GOAL —
Extend the essay below on teaching a 7-year-old about money, picking up right after its last sentence.

SUPPLIED PASSAGE —
··········
My wife and I have been trying in fits and starts to teach our 7-year-old daughter about money. We’ve tried piggy banks to learn about saving. We’ve sat down and talked to her about coins and their denominations. I let her pay for things on her own. I even let her walk away without getting her change once, thinking she would miss the money.
She never figured it out.
There were some successes in those efforts but also many failures. Fortunately we managed to learn a few things along the way and came up with a system that seems to be working, for now anyway. The following are five things we did that worked well in learning money basics.
1. Keep it simple and fun.
When my daughter was 5-years-old we started playing “store” with her. Everything in the “store” was priced in dollar increments. Over a couple of play sessions, we expanded the complexity by pricing our merchandise in 50 cent increments followed by 25 cent increments, and so on down to pennies. Admittedly, $1.42 was challenging to figure out but since we started simple she had the basics down enough to figure it out with a little help.
··········
DATA RECORDS —
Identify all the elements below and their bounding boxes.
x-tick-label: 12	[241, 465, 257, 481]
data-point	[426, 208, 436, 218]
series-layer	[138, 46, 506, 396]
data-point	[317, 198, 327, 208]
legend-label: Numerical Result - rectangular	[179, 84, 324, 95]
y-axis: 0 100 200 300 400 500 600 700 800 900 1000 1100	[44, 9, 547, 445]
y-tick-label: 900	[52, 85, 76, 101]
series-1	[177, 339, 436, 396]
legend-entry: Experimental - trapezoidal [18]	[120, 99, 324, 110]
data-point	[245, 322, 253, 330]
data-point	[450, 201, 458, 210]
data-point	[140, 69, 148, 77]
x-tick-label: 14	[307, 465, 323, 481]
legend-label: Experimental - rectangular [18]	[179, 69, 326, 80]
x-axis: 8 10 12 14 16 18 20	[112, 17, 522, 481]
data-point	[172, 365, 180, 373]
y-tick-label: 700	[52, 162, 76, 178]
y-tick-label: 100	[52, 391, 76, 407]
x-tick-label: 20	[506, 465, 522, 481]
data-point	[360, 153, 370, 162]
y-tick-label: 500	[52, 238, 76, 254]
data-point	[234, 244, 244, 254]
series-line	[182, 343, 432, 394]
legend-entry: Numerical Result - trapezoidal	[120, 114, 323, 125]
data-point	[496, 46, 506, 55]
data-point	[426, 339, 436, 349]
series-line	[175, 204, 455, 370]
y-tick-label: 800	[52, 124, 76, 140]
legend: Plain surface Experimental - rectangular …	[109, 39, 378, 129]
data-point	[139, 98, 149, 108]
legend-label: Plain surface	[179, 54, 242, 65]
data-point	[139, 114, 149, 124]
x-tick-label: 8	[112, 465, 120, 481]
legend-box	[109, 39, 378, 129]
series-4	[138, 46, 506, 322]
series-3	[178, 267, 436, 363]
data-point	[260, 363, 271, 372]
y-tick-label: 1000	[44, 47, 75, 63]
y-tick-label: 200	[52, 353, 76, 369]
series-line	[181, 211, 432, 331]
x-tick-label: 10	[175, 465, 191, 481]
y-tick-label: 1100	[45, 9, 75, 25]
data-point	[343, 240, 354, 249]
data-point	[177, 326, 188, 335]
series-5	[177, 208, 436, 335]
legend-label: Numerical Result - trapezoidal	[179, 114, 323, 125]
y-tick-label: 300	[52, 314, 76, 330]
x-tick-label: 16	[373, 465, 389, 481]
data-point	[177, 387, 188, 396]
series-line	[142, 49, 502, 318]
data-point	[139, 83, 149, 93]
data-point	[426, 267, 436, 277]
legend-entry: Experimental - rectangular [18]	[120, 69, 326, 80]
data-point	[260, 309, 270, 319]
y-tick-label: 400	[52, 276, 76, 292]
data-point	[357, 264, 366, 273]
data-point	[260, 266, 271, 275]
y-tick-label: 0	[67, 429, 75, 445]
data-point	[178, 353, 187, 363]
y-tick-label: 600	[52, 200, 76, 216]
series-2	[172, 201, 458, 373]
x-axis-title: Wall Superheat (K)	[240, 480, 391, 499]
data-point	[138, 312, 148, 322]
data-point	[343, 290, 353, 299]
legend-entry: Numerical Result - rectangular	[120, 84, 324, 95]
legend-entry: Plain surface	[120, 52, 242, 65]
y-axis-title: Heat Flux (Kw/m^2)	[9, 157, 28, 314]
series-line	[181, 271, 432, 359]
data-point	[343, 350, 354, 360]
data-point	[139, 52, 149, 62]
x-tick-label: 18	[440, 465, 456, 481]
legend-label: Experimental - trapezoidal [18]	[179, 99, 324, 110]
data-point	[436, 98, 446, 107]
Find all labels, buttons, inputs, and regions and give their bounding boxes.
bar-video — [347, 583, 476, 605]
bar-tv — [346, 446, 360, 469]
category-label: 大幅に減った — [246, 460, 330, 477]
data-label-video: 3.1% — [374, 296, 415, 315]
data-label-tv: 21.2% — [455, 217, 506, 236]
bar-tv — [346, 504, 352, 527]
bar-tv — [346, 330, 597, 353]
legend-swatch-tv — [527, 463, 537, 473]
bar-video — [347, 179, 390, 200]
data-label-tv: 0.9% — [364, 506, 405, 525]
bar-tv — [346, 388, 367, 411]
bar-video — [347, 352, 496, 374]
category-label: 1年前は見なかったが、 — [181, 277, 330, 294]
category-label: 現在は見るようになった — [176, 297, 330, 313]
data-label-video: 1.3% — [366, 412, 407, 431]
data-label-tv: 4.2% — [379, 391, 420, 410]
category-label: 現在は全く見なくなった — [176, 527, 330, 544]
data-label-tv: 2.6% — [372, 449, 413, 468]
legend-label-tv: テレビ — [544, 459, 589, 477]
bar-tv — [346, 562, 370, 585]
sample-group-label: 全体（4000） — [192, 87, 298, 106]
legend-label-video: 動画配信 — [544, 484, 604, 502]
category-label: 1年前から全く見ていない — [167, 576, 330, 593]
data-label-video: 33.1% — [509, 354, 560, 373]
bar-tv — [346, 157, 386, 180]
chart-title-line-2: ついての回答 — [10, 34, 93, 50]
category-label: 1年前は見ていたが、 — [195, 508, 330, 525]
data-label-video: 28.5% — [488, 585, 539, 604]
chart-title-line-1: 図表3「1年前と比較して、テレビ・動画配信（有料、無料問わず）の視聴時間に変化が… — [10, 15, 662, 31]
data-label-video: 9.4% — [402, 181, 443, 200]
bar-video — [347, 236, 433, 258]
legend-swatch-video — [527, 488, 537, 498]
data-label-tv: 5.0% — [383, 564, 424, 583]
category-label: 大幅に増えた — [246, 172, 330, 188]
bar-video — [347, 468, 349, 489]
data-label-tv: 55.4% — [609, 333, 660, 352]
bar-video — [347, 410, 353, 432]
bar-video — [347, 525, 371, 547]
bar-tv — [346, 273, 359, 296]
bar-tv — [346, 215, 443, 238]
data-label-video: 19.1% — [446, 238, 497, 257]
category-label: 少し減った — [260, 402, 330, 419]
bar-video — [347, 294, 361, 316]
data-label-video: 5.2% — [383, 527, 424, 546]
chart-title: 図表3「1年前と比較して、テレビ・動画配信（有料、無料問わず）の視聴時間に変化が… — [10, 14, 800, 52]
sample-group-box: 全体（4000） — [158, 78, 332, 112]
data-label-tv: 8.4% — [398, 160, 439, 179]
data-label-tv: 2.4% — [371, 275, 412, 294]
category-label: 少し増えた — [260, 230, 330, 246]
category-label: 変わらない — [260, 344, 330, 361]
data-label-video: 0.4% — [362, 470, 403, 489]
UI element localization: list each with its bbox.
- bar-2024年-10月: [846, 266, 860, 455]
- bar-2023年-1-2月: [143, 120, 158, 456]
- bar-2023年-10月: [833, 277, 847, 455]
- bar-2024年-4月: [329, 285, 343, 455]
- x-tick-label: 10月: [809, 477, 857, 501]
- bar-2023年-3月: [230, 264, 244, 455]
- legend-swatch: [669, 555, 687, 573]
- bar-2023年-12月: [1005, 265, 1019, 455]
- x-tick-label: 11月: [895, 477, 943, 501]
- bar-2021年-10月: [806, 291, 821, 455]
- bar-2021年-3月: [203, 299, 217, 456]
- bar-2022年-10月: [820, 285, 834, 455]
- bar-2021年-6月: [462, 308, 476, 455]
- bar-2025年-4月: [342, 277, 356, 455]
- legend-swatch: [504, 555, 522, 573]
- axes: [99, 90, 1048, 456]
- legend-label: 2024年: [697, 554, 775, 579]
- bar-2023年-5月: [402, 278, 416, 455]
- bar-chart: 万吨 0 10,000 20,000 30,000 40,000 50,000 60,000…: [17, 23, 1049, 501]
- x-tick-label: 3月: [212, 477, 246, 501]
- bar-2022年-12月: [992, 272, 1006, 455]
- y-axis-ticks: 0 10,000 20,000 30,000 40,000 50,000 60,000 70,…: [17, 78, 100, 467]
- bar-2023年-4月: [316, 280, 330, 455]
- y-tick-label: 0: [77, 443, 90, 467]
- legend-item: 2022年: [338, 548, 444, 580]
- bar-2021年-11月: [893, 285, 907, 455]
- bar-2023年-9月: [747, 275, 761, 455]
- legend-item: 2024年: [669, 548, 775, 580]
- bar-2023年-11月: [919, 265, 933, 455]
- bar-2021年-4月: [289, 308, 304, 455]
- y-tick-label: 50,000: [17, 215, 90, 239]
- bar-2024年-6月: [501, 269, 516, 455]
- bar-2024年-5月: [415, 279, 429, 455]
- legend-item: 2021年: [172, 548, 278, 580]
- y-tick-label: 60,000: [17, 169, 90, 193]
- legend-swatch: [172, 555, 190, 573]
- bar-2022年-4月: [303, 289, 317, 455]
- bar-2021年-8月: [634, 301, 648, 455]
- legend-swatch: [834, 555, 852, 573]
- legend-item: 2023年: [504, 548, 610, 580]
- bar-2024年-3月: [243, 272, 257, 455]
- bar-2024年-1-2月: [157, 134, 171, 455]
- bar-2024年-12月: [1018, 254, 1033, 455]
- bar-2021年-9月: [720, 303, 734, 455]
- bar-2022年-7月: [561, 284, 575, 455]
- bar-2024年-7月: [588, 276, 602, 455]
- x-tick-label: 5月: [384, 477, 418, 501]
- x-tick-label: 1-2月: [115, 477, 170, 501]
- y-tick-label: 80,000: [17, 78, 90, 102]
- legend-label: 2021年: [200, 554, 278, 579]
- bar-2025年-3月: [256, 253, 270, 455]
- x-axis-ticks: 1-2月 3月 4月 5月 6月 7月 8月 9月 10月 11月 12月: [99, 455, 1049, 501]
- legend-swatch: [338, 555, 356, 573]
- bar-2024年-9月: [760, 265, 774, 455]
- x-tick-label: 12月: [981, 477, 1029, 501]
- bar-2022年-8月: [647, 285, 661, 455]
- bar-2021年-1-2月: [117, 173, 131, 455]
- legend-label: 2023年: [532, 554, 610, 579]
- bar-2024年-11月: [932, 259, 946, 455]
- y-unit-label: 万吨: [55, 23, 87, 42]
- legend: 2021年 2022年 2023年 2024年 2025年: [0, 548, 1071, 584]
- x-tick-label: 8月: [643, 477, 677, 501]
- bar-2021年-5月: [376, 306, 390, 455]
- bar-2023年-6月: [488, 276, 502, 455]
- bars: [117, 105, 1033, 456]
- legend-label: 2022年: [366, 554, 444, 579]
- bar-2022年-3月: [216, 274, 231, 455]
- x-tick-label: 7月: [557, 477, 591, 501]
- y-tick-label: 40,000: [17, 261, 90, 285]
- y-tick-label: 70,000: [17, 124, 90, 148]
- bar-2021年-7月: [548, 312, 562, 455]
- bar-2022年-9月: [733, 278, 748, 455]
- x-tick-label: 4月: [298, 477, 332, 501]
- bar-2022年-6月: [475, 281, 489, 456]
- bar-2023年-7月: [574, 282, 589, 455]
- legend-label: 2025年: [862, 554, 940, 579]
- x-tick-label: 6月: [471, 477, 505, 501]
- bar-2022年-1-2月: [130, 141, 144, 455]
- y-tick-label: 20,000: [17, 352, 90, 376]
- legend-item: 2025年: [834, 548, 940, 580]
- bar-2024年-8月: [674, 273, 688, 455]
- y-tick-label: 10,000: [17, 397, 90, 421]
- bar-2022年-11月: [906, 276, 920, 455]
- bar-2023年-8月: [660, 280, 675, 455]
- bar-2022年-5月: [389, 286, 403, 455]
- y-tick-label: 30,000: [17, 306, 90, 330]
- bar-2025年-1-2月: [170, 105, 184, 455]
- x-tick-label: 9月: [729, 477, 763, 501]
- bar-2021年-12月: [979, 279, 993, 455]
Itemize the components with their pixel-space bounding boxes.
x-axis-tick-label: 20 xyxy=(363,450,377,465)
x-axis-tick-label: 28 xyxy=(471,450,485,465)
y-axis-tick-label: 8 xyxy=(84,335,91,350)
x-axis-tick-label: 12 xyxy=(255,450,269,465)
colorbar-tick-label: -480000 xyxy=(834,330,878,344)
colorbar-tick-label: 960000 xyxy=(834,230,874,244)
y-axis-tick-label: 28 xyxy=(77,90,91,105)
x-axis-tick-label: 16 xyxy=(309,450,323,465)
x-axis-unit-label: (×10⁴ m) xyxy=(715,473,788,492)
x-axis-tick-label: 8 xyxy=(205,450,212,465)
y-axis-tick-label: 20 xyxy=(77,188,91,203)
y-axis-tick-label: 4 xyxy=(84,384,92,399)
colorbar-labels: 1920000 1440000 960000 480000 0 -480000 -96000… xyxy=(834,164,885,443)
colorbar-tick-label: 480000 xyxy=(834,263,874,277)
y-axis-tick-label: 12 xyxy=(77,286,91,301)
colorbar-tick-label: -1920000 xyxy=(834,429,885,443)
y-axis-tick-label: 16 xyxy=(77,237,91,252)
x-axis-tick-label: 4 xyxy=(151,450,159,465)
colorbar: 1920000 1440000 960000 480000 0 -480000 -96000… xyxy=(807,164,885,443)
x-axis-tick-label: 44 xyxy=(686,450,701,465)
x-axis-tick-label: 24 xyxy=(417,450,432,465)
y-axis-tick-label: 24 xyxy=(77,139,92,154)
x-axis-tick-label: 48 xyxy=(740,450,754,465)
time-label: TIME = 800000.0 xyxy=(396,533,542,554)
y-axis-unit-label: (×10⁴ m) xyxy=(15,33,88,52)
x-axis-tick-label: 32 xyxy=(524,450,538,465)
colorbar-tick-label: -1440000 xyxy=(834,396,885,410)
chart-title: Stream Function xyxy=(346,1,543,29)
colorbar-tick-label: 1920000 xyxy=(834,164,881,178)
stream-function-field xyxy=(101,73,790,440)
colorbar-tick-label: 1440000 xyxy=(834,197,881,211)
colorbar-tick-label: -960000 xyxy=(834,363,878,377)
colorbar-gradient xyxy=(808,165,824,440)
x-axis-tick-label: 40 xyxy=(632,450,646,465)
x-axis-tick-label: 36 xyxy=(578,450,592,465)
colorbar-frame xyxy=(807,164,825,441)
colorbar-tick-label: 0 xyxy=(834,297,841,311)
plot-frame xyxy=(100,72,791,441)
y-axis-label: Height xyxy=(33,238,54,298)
··········
TASK OUTPUT —
2. Earning money rather than receiving money makes it more valuable.
We had a big trip planned for the end of this summer. Knowing that she would want a few souvenirs, we offered to pay her for doing chores outside of her normal chores. After each chore, my daughter and I meticulously recorded the amount earned and kept a running total of her earnings. When we finally hit a gift shop she had earned $20. Without any nudges, she thoughtfully shopped the store, keeping in mind that she wanted to stop at another gift shop later in the trip. My daughter had made the connection to the finite nature of the money she had earned. Did she still spend every penny by the end of the trip? Absolutely. But she had started the process of managing her limited funds.
3. Make the connection between hard work and earning potential.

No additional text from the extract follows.